**Work instructions:** Reproduce word for word the portion of the trading-range discussion below that runs from "You guys seriously" up to and including "care of themselves.".

**Passage for review:**
Yes but the "math" doesn't apply. If it did you would NEVER get a trading range, and trading ranges are the most common trading phenonium along with triangles. I think where people are getting confused is they are applying the logic as if the stock itself has to over come the math...it doesn't, it only has to over come the price...and price moves in increments up or down based on external factors or just basic TA. It will move up a $1 just as easily as it dropped a $1. It is exactly that easy...not for the retail that panic sells after a capitulation...but for the trader buying at those levels they will routinely get 100% 200% 300% or more. We aren't doing a fundamental analysis here, we are talking TA. Stocks routinely move in this pattern. How do you explain how common trading ranges are?
You guys seriously can't be this dense? Price moves in increments of money, not in increments of "how much percent does this need to increase to overcome a previous drop in percent from some arbitrary price point". If this trading fallacy were true, it would be statistically impossible to consistently return to a previous price level, forcing the market to be in an eternal down trend lol.
That's the way I tend to look at it as well. People who are obsessed with percentages are usually bankers or very long term buy and hold investors.That includes dumb money,mom and pop retail investors. Folks trading shorter time frames should just focus on price and what's moving that price up or down. Do that and the percentages and your account balance will take care of themselves.
It's true you can be too smart to make money in stocks...ie accountants who get fixated on return of capital etc...but this isn't being too smart...its a complete and total fallacy.
Oh how I like stubborn, ignorant "traders" who don't understand common sense math believing they know better than the market. More the merrier.
Lived through that one too. Some dotcom holdings went to zero. Others like MSFT, GMH, GE... did well. Overall still better than SPY. Speaking of GE, I got out of when I read the CEO always travelled with two private GulfStreams, one he used as a spare, just in case! I knew with someone like that at the helm, it was only a matter of time before it went to hell.
Explain to me how a trading range happens then? According to you a trading range is a statistical impossibility yet they a benchmark of TA. If this fallacy were true then mathematically you should never buy a stock once it has dropped because statistically it will be harder for it to return to the previous price...so basically value trading cannot exist...quick somebody call Warren Buffet! You should only ever buy stocks at the highs lol...good luck with that strategy. All this trading fallacy does is say "sell your shares so somebody else can get the returns."
Better relatively speaking maybe because MSFT and GE both lost over -60% of the prior 10 years move. GMH?

**Stored items:**
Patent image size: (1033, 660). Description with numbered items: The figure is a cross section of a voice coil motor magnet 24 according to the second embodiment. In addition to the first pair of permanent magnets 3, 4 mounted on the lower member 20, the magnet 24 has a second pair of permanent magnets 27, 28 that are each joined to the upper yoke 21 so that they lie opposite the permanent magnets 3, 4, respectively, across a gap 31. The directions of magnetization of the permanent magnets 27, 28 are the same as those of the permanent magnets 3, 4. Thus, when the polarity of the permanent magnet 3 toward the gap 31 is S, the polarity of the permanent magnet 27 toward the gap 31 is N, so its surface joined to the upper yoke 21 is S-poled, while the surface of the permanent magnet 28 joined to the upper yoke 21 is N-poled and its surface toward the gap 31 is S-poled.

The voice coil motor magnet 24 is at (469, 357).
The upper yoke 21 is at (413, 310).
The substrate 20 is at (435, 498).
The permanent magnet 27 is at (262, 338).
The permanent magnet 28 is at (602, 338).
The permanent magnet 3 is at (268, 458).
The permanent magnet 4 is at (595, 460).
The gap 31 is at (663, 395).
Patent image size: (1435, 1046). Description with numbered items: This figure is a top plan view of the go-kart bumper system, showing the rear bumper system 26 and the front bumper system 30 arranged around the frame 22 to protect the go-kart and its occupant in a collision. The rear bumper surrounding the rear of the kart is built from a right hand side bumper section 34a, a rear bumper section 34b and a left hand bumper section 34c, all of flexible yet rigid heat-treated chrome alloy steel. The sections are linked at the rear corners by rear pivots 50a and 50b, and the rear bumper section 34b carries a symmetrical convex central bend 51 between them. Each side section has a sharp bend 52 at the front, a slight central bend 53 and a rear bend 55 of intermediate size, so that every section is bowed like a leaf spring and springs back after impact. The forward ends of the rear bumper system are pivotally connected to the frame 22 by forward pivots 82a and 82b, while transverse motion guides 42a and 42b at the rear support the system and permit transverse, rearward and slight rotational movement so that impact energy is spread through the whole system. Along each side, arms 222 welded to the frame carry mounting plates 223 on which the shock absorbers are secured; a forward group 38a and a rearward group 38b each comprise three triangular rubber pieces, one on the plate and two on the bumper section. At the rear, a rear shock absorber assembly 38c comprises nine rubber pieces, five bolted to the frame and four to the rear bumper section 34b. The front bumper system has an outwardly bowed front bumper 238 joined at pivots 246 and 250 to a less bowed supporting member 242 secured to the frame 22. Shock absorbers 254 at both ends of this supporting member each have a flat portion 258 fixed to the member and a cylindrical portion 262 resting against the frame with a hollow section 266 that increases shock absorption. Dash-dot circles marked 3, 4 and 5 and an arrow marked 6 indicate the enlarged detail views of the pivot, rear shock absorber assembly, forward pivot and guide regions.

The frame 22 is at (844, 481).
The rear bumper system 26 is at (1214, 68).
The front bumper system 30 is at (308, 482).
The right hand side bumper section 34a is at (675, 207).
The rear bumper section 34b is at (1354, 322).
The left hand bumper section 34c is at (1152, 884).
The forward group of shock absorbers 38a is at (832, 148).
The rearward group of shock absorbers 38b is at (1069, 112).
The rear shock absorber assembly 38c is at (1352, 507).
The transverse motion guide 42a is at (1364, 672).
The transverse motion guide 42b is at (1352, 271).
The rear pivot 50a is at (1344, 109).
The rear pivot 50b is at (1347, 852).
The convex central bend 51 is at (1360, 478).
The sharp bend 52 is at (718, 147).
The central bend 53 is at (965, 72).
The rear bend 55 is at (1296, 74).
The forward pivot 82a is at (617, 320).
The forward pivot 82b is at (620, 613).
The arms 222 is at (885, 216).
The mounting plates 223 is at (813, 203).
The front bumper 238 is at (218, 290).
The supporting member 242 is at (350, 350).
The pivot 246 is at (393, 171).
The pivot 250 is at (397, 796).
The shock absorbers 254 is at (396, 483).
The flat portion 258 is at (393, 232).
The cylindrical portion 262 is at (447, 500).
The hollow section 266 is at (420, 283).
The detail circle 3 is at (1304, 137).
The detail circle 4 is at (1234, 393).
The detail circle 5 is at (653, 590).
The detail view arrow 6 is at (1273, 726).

**Exercise solution:**
You guys seriously can't be this dense? Price moves in increments of money, not in increments of "how much percent does this need to increase to overcome a previous drop in percent from some arbitrary price point". If this trading fallacy were true, it would be statistically impossible to consistently return to a previous price level, forcing the market to be in an eternal down trend lol.
That's the way I tend to look at it as well. People who are obsessed with percentages are usually bankers or very long term buy and hold investors.That includes dumb money,mom and pop retail investors. Folks trading shorter time frames should just focus on price and what's moving that price up or down. Do that and the percentages and your account balance will take care of themselves.